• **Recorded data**
_____
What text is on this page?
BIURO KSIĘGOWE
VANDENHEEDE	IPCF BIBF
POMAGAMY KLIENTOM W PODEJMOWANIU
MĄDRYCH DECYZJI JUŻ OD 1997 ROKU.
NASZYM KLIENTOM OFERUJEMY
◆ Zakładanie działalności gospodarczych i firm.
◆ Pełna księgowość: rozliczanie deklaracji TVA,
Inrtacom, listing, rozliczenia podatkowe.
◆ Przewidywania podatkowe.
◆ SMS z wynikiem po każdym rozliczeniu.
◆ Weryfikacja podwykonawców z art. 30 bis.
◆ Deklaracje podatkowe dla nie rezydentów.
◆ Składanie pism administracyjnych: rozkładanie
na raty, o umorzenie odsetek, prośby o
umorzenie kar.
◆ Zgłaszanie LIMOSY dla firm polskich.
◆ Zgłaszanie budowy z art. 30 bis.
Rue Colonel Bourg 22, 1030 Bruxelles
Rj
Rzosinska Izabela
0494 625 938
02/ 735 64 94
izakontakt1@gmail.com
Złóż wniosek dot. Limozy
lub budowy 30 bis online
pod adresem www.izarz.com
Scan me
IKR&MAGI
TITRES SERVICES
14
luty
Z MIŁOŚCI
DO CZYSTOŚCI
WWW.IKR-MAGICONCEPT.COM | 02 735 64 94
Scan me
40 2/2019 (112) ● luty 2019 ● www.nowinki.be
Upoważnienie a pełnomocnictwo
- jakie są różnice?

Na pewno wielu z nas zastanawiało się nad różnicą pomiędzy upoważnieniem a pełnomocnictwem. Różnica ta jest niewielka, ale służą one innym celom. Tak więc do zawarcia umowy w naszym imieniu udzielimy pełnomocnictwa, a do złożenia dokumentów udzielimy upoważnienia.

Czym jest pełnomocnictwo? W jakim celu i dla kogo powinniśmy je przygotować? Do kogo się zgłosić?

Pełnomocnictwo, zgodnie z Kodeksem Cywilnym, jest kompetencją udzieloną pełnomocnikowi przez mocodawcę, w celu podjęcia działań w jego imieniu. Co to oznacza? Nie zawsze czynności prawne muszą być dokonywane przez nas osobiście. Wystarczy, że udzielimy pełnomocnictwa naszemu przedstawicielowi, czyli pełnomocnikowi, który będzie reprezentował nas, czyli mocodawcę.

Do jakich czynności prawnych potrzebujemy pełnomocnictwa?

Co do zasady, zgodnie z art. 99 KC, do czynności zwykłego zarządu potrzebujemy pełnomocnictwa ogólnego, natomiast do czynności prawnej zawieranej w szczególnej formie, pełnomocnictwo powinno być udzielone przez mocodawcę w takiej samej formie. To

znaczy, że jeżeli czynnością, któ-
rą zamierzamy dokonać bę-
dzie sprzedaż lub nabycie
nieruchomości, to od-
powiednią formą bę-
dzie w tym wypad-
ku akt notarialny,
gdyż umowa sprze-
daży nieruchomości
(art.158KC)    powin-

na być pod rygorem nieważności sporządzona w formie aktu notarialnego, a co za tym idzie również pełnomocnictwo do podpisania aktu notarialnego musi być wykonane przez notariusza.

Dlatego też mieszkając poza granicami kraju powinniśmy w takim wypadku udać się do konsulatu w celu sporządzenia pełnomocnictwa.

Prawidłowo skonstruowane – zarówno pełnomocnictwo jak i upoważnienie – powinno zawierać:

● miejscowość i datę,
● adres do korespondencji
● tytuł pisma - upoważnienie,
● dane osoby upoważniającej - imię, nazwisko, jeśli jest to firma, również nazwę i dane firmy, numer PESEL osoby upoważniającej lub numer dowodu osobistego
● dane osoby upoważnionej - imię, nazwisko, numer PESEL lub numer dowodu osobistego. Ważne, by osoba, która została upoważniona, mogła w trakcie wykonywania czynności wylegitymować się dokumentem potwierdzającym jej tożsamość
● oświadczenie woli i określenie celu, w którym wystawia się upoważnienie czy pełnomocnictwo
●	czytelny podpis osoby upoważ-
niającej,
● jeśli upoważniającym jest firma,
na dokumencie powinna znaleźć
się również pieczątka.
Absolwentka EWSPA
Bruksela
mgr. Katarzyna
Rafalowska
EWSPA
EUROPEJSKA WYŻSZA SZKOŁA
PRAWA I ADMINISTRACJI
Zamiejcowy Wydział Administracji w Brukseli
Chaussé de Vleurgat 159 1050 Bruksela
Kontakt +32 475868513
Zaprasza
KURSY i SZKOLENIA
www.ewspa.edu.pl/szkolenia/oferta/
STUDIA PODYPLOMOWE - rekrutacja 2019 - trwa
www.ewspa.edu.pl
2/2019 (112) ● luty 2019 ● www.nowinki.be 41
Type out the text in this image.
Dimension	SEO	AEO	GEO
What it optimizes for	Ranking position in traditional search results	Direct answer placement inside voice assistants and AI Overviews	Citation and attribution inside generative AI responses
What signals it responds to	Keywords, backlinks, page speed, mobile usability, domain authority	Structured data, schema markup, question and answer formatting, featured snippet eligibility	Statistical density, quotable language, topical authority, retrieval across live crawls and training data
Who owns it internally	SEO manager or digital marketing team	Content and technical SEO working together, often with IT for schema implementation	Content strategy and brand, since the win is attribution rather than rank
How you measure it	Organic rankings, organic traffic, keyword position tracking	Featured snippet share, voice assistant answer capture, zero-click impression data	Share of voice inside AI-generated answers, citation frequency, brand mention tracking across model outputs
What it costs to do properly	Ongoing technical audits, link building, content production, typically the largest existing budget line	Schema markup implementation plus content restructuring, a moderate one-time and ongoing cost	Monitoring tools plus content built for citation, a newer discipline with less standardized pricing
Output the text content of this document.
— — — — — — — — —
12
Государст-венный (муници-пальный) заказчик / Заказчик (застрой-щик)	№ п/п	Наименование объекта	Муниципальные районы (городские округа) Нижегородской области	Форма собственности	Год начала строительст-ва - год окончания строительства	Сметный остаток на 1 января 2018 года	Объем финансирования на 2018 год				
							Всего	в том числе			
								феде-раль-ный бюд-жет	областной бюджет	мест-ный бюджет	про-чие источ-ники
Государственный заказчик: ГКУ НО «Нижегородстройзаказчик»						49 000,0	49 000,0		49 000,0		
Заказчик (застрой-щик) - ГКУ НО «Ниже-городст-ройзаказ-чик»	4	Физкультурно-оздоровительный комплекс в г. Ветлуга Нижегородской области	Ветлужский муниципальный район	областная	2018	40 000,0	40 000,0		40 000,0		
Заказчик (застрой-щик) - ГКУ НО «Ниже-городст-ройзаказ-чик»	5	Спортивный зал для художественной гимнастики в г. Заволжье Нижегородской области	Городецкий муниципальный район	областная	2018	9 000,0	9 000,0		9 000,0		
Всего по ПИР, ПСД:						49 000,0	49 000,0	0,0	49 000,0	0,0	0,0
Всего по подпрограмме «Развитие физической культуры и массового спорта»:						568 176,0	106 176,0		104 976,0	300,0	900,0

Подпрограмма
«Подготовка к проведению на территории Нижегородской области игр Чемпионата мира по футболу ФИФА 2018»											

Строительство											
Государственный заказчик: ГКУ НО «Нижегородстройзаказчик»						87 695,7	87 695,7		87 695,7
_____
• **REQUIREMENTS**
Reproduce the whole listing word for word.

• **ANSWER TO THIS TASK**
What text is on this page?
BIURO KSIĘGOWE
VANDENHEEDE	IPCF BIBF
POMAGAMY KLIENTOM W PODEJMOWANIU
MĄDRYCH DECYZJI JUŻ OD 1997 ROKU.
NASZYM KLIENTOM OFERUJEMY
◆ Zakładanie działalności gospodarczych i firm.
◆ Pełna księgowość: rozliczanie deklaracji TVA,
Inrtacom, listing, rozliczenia podatkowe.
◆ Przewidywania podatkowe.
◆ SMS z wynikiem po każdym rozliczeniu.
◆ Weryfikacja podwykonawców z art. 30 bis.
◆ Deklaracje podatkowe dla nie rezydentów.
◆ Składanie pism administracyjnych: rozkładanie
na raty, o umorzenie odsetek, prośby o
umorzenie kar.
◆ Zgłaszanie LIMOSY dla firm polskich.
◆ Zgłaszanie budowy z art. 30 bis.
Rue Colonel Bourg 22, 1030 Bruxelles
Rj
Rzosinska Izabela
0494 625 938
02/ 735 64 94
izakontakt1@gmail.com
Złóż wniosek dot. Limozy
lub budowy 30 bis online
pod adresem www.izarz.com
Scan me
IKR&MAGI
TITRES SERVICES
14
luty
Z MIŁOŚCI
DO CZYSTOŚCI
WWW.IKR-MAGICONCEPT.COM | 02 735 64 94
Scan me
40 2/2019 (112) ● luty 2019 ● www.nowinki.be
Upoważnienie a pełnomocnictwo
- jakie są różnice?

Na pewno wielu z nas zastanawiało się nad różnicą pomiędzy upoważnieniem a pełnomocnictwem. Różnica ta jest niewielka, ale służą one innym celom. Tak więc do zawarcia umowy w naszym imieniu udzielimy pełnomocnictwa, a do złożenia dokumentów udzielimy upoważnienia.

Czym jest pełnomocnictwo? W jakim celu i dla kogo powinniśmy je przygotować? Do kogo się zgłosić?

Pełnomocnictwo, zgodnie z Kodeksem Cywilnym, jest kompetencją udzieloną pełnomocnikowi przez mocodawcę, w celu podjęcia działań w jego imieniu. Co to oznacza? Nie zawsze czynności prawne muszą być dokonywane przez nas osobiście. Wystarczy, że udzielimy pełnomocnictwa naszemu przedstawicielowi, czyli pełnomocnikowi, który będzie reprezentował nas, czyli mocodawcę.

Do jakich czynności prawnych potrzebujemy pełnomocnictwa?

Co do zasady, zgodnie z art. 99 KC, do czynności zwykłego zarządu potrzebujemy pełnomocnictwa ogólnego, natomiast do czynności prawnej zawieranej w szczególnej formie, pełnomocnictwo powinno być udzielone przez mocodawcę w takiej samej formie. To

znaczy, że jeżeli czynnością, któ-
rą zamierzamy dokonać bę-
dzie sprzedaż lub nabycie
nieruchomości, to od-
powiednią formą bę-
dzie w tym wypad-
ku akt notarialny,
gdyż umowa sprze-
daży nieruchomości
(art.158KC)    powin-

na być pod rygorem nieważności sporządzona w formie aktu notarialnego, a co za tym idzie również pełnomocnictwo do podpisania aktu notarialnego musi być wykonane przez notariusza.

Dlatego też mieszkając poza granicami kraju powinniśmy w takim wypadku udać się do konsulatu w celu sporządzenia pełnomocnictwa.

Prawidłowo skonstruowane – zarówno pełnomocnictwo jak i upoważnienie – powinno zawierać:

● miejscowość i datę,
● adres do korespondencji
● tytuł pisma - upoważnienie,
● dane osoby upoważniającej - imię, nazwisko, jeśli jest to firma, również nazwę i dane firmy, numer PESEL osoby upoważniającej lub numer dowodu osobistego
● dane osoby upoważnionej - imię, nazwisko, numer PESEL lub numer dowodu osobistego. Ważne, by osoba, która została upoważniona, mogła w trakcie wykonywania czynności wylegitymować się dokumentem potwierdzającym jej tożsamość
● oświadczenie woli i określenie celu, w którym wystawia się upoważnienie czy pełnomocnictwo
●	czytelny podpis osoby upoważ-
niającej,
● jeśli upoważniającym jest firma,
na dokumencie powinna znaleźć
się również pieczątka.
Absolwentka EWSPA
Bruksela
mgr. Katarzyna
Rafalowska
EWSPA
EUROPEJSKA WYŻSZA SZKOŁA
PRAWA I ADMINISTRACJI
Zamiejcowy Wydział Administracji w Brukseli
Chaussé de Vleurgat 159 1050 Bruksela
Kontakt +32 475868513
Zaprasza
KURSY i SZKOLENIA
www.ewspa.edu.pl/szkolenia/oferta/
STUDIA PODYPLOMOWE - rekrutacja 2019 - trwa
www.ewspa.edu.pl
2/2019 (112) ● luty 2019 ● www.nowinki.be 41
Type out the text in this image.
Dimension	SEO	AEO	GEO
What it optimizes for	Ranking position in traditional search results	Direct answer placement inside voice assistants and AI Overviews	Citation and attribution inside generative AI responses
What signals it responds to	Keywords, backlinks, page speed, mobile usability, domain authority	Structured data, schema markup, question and answer formatting, featured snippet eligibility	Statistical density, quotable language, topical authority, retrieval across live crawls and training data
Who owns it internally	SEO manager or digital marketing team	Content and technical SEO working together, often with IT for schema implementation	Content strategy and brand, since the win is attribution rather than rank
How you measure it	Organic rankings, organic traffic, keyword position tracking	Featured snippet share, voice assistant answer capture, zero-click impression data	Share of voice inside AI-generated answers, citation frequency, brand mention tracking across model outputs
What it costs to do properly	Ongoing technical audits, link building, content production, typically the largest existing budget line	Schema markup implementation plus content restructuring, a moderate one-time and ongoing cost	Monitoring tools plus content built for citation, a newer discipline with less standardized pricing
Output the text content of this document.
— — — — — — — — —
12
Государст-венный (муници-пальный) заказчик / Заказчик (застрой-щик)	№ п/п	Наименование объекта	Муниципальные районы (городские округа) Нижегородской области	Форма собственности	Год начала строительст-ва - год окончания строительства	Сметный остаток на 1 января 2018 года	Объем финансирования на 2018 год				
							Всего	в том числе			
								феде-раль-ный бюд-жет	областной бюджет	мест-ный бюджет	про-чие источ-ники
Государственный заказчик: ГКУ НО «Нижегородстройзаказчик»						49 000,0	49 000,0		49 000,0		
Заказчик (застрой-щик) - ГКУ НО «Ниже-городст-ройзаказ-чик»	4	Физкультурно-оздоровительный комплекс в г. Ветлуга Нижегородской области	Ветлужский муниципальный район	областная	2018	40 000,0	40 000,0		40 000,0		
Заказчик (застрой-щик) - ГКУ НО «Ниже-городст-ройзаказ-чик»	5	Спортивный зал для художественной гимнастики в г. Заволжье Нижегородской области	Городецкий муниципальный район	областная	2018	9 000,0	9 000,0		9 000,0		
Всего по ПИР, ПСД:						49 000,0	49 000,0	0,0	49 000,0	0,0	0,0
Всего по подпрограмме «Развитие физической культуры и массового спорта»:						568 176,0	106 176,0		104 976,0	300,0	900,0

Подпрограмма
«Подготовка к проведению на территории Нижегородской области игр Чемпионата мира по футболу ФИФА 2018»											

Строительство											
Государственный заказчик: ГКУ НО «Нижегородстройзаказчик»						87 695,7	87 695,7		87 695,7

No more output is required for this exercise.